[Exercise requirements] Say how many lines contain the string "AAAAAA". Give no other output.

[Data items]

## start

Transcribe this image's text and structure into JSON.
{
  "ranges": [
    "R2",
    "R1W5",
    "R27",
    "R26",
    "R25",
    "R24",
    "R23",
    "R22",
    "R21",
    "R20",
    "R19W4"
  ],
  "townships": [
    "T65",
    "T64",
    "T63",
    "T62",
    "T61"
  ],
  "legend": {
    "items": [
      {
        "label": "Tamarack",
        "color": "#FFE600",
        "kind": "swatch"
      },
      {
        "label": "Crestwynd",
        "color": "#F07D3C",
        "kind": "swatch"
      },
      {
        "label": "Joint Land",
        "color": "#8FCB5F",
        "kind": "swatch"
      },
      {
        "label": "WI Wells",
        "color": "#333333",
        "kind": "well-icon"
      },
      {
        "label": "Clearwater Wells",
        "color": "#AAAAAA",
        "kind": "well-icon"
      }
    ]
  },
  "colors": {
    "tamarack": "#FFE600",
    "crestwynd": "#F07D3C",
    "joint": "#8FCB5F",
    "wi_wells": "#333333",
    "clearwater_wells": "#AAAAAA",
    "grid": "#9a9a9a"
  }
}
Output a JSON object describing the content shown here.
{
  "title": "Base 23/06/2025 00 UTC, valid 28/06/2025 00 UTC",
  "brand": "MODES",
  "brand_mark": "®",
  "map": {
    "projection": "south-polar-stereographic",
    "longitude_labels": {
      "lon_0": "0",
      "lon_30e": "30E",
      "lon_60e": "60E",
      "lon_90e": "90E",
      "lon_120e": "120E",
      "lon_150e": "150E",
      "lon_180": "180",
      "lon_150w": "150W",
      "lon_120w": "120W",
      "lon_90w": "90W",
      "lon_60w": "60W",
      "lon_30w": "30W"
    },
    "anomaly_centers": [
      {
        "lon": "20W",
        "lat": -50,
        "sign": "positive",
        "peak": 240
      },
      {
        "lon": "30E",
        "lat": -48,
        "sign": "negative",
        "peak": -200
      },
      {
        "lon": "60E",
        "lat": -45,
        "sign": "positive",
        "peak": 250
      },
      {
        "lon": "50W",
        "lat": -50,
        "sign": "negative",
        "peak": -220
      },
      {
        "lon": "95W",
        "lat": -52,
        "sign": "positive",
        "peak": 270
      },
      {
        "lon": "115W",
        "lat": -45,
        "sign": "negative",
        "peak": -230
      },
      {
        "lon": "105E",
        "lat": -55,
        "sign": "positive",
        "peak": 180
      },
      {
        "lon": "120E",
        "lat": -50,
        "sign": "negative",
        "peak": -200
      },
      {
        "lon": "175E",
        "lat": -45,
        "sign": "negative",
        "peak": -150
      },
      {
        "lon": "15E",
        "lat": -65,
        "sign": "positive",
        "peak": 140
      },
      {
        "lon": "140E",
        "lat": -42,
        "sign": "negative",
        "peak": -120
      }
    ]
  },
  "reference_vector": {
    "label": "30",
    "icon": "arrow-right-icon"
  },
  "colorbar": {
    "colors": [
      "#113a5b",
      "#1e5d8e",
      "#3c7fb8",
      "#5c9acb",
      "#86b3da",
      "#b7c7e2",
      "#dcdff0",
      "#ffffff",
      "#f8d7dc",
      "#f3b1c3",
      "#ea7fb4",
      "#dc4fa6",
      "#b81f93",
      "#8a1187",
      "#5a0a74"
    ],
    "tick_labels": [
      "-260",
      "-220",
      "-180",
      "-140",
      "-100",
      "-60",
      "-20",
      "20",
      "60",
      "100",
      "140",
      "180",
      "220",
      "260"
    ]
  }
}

## end
## start

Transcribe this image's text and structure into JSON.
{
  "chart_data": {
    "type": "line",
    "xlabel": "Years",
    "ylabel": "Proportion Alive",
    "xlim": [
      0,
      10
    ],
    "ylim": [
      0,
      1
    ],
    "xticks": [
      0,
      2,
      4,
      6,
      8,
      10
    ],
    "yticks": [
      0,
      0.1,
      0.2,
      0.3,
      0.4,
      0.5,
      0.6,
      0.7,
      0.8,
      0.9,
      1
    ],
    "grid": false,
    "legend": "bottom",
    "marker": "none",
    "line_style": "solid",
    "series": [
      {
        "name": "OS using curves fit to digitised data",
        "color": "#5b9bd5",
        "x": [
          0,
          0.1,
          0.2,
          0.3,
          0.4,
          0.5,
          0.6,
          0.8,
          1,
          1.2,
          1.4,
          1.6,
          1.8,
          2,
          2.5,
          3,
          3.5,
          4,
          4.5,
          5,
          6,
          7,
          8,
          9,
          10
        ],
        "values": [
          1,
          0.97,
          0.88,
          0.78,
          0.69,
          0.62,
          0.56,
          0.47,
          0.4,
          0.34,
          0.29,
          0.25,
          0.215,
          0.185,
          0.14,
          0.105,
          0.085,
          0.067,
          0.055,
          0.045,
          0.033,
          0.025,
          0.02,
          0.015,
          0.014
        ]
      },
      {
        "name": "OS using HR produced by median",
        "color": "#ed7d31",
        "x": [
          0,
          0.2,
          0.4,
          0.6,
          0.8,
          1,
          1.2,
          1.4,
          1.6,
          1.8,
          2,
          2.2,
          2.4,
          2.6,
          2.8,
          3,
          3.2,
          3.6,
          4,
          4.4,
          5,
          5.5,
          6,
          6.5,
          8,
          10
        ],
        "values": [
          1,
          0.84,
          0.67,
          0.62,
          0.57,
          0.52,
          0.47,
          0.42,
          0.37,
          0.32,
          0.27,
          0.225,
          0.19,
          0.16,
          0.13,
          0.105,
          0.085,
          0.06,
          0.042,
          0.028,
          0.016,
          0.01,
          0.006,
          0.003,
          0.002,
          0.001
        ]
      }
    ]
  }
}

## end

[Worked solution] 2